TASK DETAILS:
Quote all entries exactly, leaving pictures aside.

Data entries for graphics
--------------------

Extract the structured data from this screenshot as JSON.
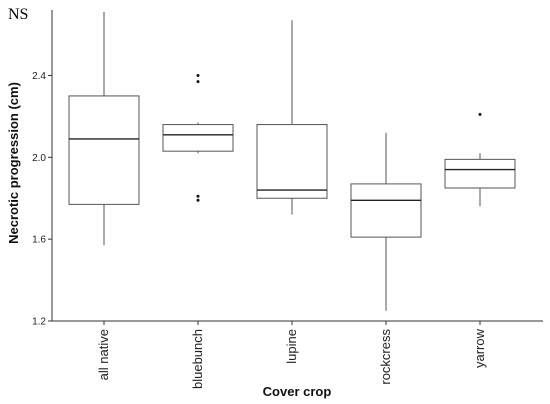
{
  "chart_data": {
    "type": "box",
    "annotation": "NS",
    "xlabel": "Cover crop",
    "ylabel": "Necrotic progression (cm)",
    "ylim": [
      1.2,
      2.72
    ],
    "yticks": [
      1.2,
      1.6,
      2.0,
      2.4
    ],
    "ytick_labels": [
      "1.2",
      "1.6",
      "2.0",
      "2.4"
    ],
    "grid": false,
    "categories": [
      "all native",
      "bluebunch",
      "lupine",
      "rockcress",
      "yarrow"
    ],
    "boxes": [
      {
        "category": "all native",
        "min": 1.57,
        "q1": 1.77,
        "median": 2.09,
        "q3": 2.3,
        "max": 2.71,
        "outliers": []
      },
      {
        "category": "bluebunch",
        "min": 2.02,
        "q1": 2.03,
        "median": 2.11,
        "q3": 2.16,
        "max": 2.17,
        "outliers": [
          1.79,
          1.81,
          2.37,
          2.4
        ]
      },
      {
        "category": "lupine",
        "min": 1.72,
        "q1": 1.8,
        "median": 1.84,
        "q3": 2.16,
        "max": 2.67,
        "outliers": []
      },
      {
        "category": "rockcress",
        "min": 1.25,
        "q1": 1.61,
        "median": 1.79,
        "q3": 1.87,
        "max": 2.12,
        "outliers": []
      },
      {
        "category": "yarrow",
        "min": 1.76,
        "q1": 1.85,
        "median": 1.94,
        "q3": 1.99,
        "max": 2.02,
        "outliers": [
          2.21
        ]
      }
    ]
  }
}
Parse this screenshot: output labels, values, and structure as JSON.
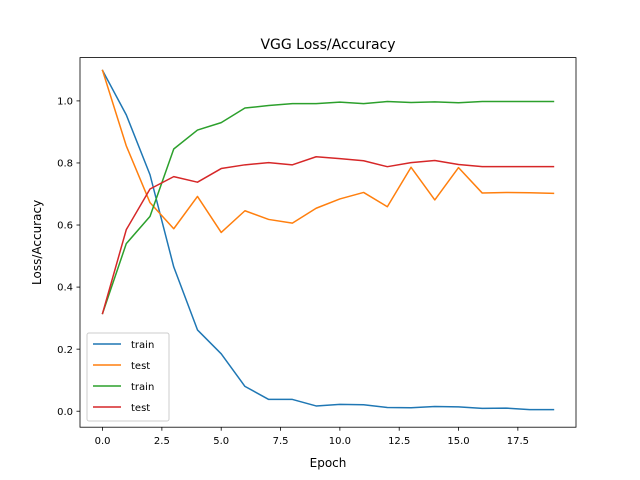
{
  "chart_data": {
    "type": "line",
    "title": "VGG Loss/Accuracy",
    "xlabel": "Epoch",
    "ylabel": "Loss/Accuracy",
    "xlim": [
      -0.95,
      19.95
    ],
    "ylim": [
      -0.0515,
      1.1395
    ],
    "xticks": [
      0.0,
      2.5,
      5.0,
      7.5,
      10.0,
      12.5,
      15.0,
      17.5
    ],
    "xtick_labels": [
      "0.0",
      "2.5",
      "5.0",
      "7.5",
      "10.0",
      "12.5",
      "15.0",
      "17.5"
    ],
    "yticks": [
      0.0,
      0.2,
      0.4,
      0.6,
      0.8,
      1.0
    ],
    "ytick_labels": [
      "0.0",
      "0.2",
      "0.4",
      "0.6",
      "0.8",
      "1.0"
    ],
    "grid": false,
    "legend_position": "lower-left",
    "x": [
      0,
      1,
      2,
      3,
      4,
      5,
      6,
      7,
      8,
      9,
      10,
      11,
      12,
      13,
      14,
      15,
      16,
      17,
      18,
      19
    ],
    "series": [
      {
        "name": "train",
        "color": "#1f77b4",
        "values": [
          1.098,
          0.955,
          0.762,
          0.465,
          0.262,
          0.185,
          0.08,
          0.038,
          0.038,
          0.017,
          0.022,
          0.021,
          0.012,
          0.011,
          0.015,
          0.014,
          0.009,
          0.01,
          0.005,
          0.005
        ]
      },
      {
        "name": "test",
        "color": "#ff7f0e",
        "values": [
          1.098,
          0.855,
          0.672,
          0.588,
          0.692,
          0.576,
          0.646,
          0.618,
          0.606,
          0.654,
          0.684,
          0.705,
          0.659,
          0.786,
          0.681,
          0.785,
          0.703,
          0.705,
          0.704,
          0.702
        ]
      },
      {
        "name": "train",
        "color": "#2ca02c",
        "values": [
          0.315,
          0.54,
          0.628,
          0.845,
          0.906,
          0.93,
          0.977,
          0.985,
          0.991,
          0.991,
          0.996,
          0.991,
          0.998,
          0.995,
          0.997,
          0.994,
          0.998,
          0.998,
          0.998,
          0.998
        ]
      },
      {
        "name": "test",
        "color": "#d62728",
        "values": [
          0.315,
          0.585,
          0.716,
          0.756,
          0.738,
          0.782,
          0.794,
          0.801,
          0.794,
          0.82,
          0.814,
          0.807,
          0.788,
          0.801,
          0.808,
          0.795,
          0.788,
          0.788,
          0.788,
          0.788
        ]
      }
    ]
  }
}
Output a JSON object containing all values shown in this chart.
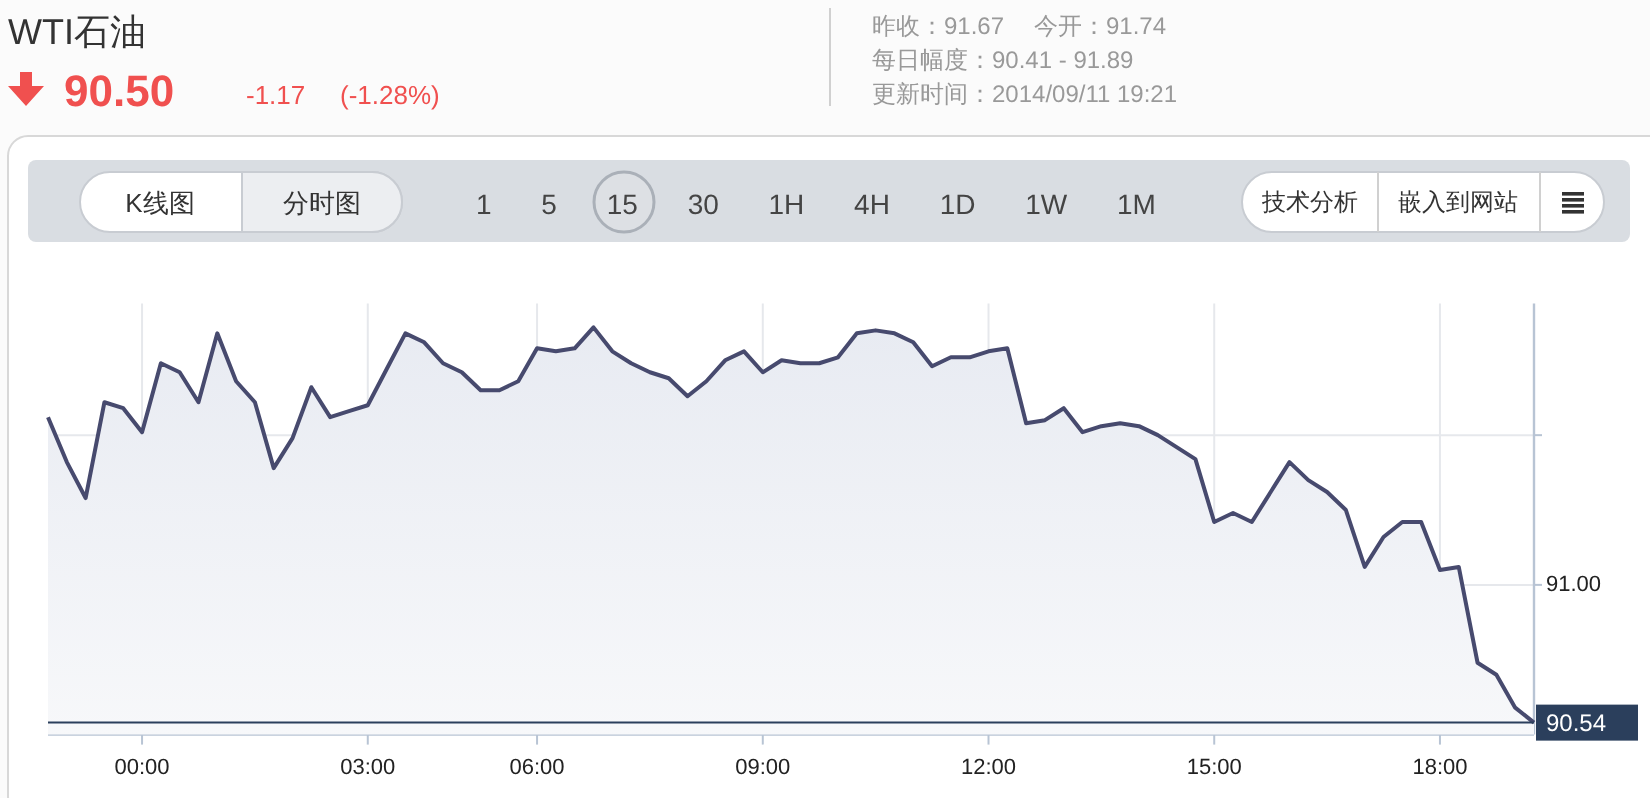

--------------------

WRITTEN ANSWER:
Extract the structured data from this screenshot as JSON.
{
  "chart_data": {
    "type": "box",
    "annotation": "NS",
    "xlabel": "Cover crop",
    "ylabel": "Necrotic progression (cm)",
    "ylim": [
      1.2,
      2.72
    ],
    "yticks": [
      1.2,
      1.6,
      2.0,
      2.4
    ],
    "ytick_labels": [
      "1.2",
      "1.6",
      "2.0",
      "2.4"
    ],
    "grid": false,
    "categories": [
      "all native",
      "bluebunch",
      "lupine",
      "rockcress",
      "yarrow"
    ],
    "boxes": [
      {
        "category": "all native",
        "min": 1.57,
        "q1": 1.77,
        "median": 2.09,
        "q3": 2.3,
        "max": 2.71,
        "outliers": []
      },
      {
        "category": "bluebunch",
        "min": 2.02,
        "q1": 2.03,
        "median": 2.11,
        "q3": 2.16,
        "max": 2.17,
        "outliers": [
          1.79,
          1.81,
          2.37,
          2.4
        ]
      },
      {
        "category": "lupine",
        "min": 1.72,
        "q1": 1.8,
        "median": 1.84,
        "q3": 2.16,
        "max": 2.67,
        "outliers": []
      },
      {
        "category": "rockcress",
        "min": 1.25,
        "q1": 1.61,
        "median": 1.79,
        "q3": 1.87,
        "max": 2.12,
        "outliers": []
      },
      {
        "category": "yarrow",
        "min": 1.76,
        "q1": 1.85,
        "median": 1.94,
        "q3": 1.99,
        "max": 2.02,
        "outliers": [
          2.21
        ]
      }
    ]
  }
}
Parse this screenshot: output labels, values, and structure as JSON.
{
  "chart_data": {
    "type": "line",
    "title": "VGG Loss/Accuracy",
    "xlabel": "Epoch",
    "ylabel": "Loss/Accuracy",
    "xlim": [
      -0.95,
      19.95
    ],
    "ylim": [
      -0.0515,
      1.1395
    ],
    "xticks": [
      0.0,
      2.5,
      5.0,
      7.5,
      10.0,
      12.5,
      15.0,
      17.5
    ],
    "xtick_labels": [
      "0.0",
      "2.5",
      "5.0",
      "7.5",
      "10.0",
      "12.5",
      "15.0",
      "17.5"
    ],
    "yticks": [
      0.0,
      0.2,
      0.4,
      0.6,
      0.8,
      1.0
    ],
    "ytick_labels": [
      "0.0",
      "0.2",
      "0.4",
      "0.6",
      "0.8",
      "1.0"
    ],
    "grid": false,
    "legend_position": "lower-left",
    "x": [
      0,
      1,
      2,
      3,
      4,
      5,
      6,
      7,
      8,
      9,
      10,
      11,
      12,
      13,
      14,
      15,
      16,
      17,
      18,
      19
    ],
    "series": [
      {
        "name": "train",
        "color": "#1f77b4",
        "values": [
          1.098,
          0.955,
          0.762,
          0.465,
          0.262,
          0.185,
          0.08,
          0.038,
          0.038,
          0.017,
          0.022,
          0.021,
          0.012,
          0.011,
          0.015,
          0.014,
          0.009,
          0.01,
          0.005,
          0.005
        ]
      },
      {
        "name": "test",
        "color": "#ff7f0e",
        "values": [
          1.098,
          0.855,
          0.672,
          0.588,
          0.692,
          0.576,
          0.646,
          0.618,
          0.606,
          0.654,
          0.684,
          0.705,
          0.659,
          0.786,
          0.681,
          0.785,
          0.703,
          0.705,
          0.704,
          0.702
        ]
      },
      {
        "name": "train",
        "color": "#2ca02c",
        "values": [
          0.315,
          0.54,
          0.628,
          0.845,
          0.906,
          0.93,
          0.977,
          0.985,
          0.991,
          0.991,
          0.996,
          0.991,
          0.998,
          0.995,
          0.997,
          0.994,
          0.998,
          0.998,
          0.998,
          0.998
        ]
      },
      {
        "name": "test",
        "color": "#d62728",
        "values": [
          0.315,
          0.585,
          0.716,
          0.756,
          0.738,
          0.782,
          0.794,
          0.801,
          0.794,
          0.82,
          0.814,
          0.807,
          0.788,
          0.801,
          0.808,
          0.795,
          0.788,
          0.788,
          0.788,
          0.788
        ]
      }
    ]
  }
}
Output a JSON object containing all values shown in this chart.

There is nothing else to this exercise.